Set task: Identify the lines that contain the word "Enable" and copy each one.

####################

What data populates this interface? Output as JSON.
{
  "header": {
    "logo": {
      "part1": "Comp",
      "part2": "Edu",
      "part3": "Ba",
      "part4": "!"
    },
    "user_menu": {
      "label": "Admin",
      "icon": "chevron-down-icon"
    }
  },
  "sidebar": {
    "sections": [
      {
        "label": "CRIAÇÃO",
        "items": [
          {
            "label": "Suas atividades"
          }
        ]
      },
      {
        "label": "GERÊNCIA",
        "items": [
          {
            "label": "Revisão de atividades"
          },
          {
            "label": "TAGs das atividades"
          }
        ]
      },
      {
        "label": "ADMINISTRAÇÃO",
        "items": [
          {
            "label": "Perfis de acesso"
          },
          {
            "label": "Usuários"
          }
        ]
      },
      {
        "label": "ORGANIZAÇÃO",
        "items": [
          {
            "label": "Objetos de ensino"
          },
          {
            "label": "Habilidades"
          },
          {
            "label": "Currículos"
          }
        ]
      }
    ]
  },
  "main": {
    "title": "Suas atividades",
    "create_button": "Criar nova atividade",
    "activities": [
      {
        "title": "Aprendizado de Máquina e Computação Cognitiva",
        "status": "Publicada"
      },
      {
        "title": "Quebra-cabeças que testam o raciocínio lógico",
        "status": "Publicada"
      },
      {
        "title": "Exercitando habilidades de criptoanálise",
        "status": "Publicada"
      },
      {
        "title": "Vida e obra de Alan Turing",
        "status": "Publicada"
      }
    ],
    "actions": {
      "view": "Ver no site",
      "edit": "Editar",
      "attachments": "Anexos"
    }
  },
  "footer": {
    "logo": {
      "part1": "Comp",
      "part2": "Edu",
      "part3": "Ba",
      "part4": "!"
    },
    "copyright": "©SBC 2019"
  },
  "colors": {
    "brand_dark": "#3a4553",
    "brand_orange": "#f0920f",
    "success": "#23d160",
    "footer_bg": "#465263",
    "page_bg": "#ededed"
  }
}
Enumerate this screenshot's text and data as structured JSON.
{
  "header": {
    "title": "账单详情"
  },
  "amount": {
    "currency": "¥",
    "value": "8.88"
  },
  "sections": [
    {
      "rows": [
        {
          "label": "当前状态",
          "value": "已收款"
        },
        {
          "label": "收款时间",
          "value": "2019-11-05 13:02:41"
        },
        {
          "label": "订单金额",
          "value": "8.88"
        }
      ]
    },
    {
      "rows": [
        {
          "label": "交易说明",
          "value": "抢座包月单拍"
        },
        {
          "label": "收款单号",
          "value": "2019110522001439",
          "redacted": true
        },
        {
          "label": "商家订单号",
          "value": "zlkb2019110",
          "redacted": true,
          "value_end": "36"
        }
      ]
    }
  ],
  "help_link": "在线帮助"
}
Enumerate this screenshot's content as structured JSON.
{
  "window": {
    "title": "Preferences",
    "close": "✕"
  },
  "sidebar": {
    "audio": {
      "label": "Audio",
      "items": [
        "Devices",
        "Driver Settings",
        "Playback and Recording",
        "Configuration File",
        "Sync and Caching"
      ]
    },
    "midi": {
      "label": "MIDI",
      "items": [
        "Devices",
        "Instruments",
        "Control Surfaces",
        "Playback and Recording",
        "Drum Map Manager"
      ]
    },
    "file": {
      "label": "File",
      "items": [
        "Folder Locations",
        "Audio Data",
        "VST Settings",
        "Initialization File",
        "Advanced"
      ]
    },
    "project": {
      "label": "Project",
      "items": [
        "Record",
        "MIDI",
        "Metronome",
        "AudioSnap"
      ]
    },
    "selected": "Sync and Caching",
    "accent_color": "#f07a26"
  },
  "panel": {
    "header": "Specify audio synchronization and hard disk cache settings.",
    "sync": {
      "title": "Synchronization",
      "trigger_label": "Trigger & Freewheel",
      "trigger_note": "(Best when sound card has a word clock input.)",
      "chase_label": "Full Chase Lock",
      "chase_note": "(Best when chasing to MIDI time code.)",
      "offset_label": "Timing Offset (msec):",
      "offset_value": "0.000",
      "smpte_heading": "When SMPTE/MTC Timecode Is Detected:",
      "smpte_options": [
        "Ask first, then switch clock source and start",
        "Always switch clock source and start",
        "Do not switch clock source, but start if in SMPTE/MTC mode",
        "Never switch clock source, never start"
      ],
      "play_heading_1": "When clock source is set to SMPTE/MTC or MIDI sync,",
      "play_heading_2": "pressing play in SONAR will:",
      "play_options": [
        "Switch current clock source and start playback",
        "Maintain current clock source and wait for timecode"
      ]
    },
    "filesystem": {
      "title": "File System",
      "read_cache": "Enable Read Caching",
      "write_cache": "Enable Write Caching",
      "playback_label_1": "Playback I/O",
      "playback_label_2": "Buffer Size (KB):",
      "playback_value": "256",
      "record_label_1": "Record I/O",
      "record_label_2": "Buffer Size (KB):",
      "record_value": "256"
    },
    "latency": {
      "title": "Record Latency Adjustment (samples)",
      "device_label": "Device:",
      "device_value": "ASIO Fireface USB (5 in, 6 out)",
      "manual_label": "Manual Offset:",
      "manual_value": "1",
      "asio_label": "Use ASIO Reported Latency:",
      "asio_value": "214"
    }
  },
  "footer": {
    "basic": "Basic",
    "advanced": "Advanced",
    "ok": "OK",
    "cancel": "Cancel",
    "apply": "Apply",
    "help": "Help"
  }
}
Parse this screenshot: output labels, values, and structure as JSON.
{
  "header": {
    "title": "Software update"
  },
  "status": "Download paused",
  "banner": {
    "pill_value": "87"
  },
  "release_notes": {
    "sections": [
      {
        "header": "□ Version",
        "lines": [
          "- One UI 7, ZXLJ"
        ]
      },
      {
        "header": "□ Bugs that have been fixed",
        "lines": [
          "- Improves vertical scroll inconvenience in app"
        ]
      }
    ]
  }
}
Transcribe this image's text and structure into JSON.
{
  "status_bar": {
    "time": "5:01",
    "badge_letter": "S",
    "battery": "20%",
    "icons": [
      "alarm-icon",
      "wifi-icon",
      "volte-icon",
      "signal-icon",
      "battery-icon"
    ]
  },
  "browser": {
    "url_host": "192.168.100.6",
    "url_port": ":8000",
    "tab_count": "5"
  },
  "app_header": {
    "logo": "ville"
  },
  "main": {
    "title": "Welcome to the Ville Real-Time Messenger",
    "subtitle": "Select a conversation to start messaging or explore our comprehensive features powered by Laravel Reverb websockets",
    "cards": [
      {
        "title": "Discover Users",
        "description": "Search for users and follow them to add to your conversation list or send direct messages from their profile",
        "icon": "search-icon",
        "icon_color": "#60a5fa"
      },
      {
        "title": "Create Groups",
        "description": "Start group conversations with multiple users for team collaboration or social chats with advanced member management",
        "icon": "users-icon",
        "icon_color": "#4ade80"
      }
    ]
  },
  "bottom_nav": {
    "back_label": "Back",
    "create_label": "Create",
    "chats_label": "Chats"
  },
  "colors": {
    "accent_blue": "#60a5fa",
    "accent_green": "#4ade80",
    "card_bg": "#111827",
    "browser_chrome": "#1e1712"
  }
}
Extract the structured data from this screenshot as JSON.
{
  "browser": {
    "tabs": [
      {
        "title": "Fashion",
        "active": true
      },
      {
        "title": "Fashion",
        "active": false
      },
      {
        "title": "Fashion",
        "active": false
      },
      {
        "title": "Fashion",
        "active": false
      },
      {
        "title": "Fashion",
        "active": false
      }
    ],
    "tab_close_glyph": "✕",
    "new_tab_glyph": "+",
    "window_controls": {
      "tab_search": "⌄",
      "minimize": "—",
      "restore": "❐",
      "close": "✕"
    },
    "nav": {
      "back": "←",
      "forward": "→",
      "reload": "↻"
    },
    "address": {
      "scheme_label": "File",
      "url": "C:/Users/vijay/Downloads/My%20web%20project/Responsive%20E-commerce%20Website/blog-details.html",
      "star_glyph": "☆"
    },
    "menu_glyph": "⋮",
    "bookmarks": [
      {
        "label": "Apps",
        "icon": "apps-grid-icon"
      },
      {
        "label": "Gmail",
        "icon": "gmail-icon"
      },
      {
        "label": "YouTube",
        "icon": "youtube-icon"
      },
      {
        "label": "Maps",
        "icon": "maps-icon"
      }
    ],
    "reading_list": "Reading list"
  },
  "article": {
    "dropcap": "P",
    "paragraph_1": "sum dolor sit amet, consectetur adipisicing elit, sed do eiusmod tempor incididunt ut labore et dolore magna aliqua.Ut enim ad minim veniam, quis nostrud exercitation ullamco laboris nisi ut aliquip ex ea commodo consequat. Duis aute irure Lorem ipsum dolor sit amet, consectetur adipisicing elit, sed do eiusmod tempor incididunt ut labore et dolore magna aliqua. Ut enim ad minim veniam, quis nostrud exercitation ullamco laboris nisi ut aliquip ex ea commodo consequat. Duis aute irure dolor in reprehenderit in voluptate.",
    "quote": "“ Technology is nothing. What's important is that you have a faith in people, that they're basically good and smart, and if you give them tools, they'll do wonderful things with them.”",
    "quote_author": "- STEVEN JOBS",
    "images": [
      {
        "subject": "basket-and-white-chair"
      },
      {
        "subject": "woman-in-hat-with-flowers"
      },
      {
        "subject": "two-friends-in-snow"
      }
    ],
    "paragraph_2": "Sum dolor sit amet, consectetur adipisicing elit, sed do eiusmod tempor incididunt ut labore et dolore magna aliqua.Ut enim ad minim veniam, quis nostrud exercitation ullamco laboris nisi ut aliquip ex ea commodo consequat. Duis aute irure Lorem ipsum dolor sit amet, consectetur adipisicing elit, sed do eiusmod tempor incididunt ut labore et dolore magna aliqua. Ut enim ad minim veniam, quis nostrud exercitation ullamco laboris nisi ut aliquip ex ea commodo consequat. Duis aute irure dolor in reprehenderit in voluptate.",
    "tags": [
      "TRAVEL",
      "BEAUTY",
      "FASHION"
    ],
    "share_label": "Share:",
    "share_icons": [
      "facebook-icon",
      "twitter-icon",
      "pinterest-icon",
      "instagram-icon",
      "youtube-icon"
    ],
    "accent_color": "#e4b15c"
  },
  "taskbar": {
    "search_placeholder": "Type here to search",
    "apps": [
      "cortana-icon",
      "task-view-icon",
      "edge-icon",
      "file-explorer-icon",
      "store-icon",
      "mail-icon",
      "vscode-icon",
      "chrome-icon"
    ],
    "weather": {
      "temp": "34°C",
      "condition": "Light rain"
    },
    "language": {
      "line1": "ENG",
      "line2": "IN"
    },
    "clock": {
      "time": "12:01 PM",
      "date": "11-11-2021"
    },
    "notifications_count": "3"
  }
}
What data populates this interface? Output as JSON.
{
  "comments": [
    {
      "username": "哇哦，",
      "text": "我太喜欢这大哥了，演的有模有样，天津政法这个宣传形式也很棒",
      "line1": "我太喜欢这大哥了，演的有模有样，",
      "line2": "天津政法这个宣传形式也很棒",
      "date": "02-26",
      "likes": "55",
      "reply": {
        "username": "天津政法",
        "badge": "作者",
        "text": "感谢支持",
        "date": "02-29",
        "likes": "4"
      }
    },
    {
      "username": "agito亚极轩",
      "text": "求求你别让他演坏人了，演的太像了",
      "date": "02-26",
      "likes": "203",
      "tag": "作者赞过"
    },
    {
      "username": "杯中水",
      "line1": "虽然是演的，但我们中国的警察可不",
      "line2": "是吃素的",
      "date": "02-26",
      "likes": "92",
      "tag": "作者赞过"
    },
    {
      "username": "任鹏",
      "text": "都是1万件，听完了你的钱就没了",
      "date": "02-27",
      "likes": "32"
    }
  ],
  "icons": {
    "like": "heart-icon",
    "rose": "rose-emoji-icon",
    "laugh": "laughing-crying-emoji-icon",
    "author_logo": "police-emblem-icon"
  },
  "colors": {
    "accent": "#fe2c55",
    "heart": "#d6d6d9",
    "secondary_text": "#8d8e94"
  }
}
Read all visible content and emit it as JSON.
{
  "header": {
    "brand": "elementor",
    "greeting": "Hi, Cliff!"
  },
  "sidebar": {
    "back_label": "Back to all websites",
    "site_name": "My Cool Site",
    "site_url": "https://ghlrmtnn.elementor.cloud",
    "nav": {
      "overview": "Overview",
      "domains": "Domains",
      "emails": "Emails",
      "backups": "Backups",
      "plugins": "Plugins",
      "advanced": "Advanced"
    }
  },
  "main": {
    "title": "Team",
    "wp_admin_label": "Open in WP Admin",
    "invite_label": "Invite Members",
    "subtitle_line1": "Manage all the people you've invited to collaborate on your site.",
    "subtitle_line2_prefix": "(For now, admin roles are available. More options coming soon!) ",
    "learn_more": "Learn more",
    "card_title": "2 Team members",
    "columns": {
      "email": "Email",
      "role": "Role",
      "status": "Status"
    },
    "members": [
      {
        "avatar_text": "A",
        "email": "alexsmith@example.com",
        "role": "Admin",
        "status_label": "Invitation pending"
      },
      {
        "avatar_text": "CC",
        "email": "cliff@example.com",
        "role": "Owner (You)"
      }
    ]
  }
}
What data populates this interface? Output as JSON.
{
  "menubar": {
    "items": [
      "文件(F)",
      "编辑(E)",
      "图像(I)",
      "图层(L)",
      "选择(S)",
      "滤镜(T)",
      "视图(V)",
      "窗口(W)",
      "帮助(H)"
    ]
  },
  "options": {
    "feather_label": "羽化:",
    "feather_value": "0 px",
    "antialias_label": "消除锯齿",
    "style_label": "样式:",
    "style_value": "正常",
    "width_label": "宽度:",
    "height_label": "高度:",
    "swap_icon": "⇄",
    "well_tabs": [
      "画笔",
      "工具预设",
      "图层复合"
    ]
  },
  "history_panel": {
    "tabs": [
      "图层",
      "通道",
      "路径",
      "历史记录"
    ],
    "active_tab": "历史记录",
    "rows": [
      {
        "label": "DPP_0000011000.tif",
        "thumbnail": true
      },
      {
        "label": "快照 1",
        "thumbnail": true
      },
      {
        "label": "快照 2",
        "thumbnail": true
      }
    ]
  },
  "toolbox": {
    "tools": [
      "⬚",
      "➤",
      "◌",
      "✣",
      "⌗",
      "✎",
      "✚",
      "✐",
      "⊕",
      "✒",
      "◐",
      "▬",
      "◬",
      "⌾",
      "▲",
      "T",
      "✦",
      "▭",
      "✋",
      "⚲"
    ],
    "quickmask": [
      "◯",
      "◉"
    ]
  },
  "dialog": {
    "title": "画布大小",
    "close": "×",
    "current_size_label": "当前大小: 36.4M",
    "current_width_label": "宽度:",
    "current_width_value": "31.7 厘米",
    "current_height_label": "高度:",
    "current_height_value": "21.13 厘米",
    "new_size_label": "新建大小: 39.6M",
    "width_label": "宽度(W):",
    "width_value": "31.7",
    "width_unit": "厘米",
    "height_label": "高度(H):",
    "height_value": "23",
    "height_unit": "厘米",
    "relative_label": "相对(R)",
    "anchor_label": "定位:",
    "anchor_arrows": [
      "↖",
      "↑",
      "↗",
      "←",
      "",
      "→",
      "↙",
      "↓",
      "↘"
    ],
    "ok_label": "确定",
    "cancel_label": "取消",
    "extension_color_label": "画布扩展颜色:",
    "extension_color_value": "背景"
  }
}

####################

Worked answer:
      "read_cache": "Enable Read Caching",
      "write_cache": "Enable Write Caching",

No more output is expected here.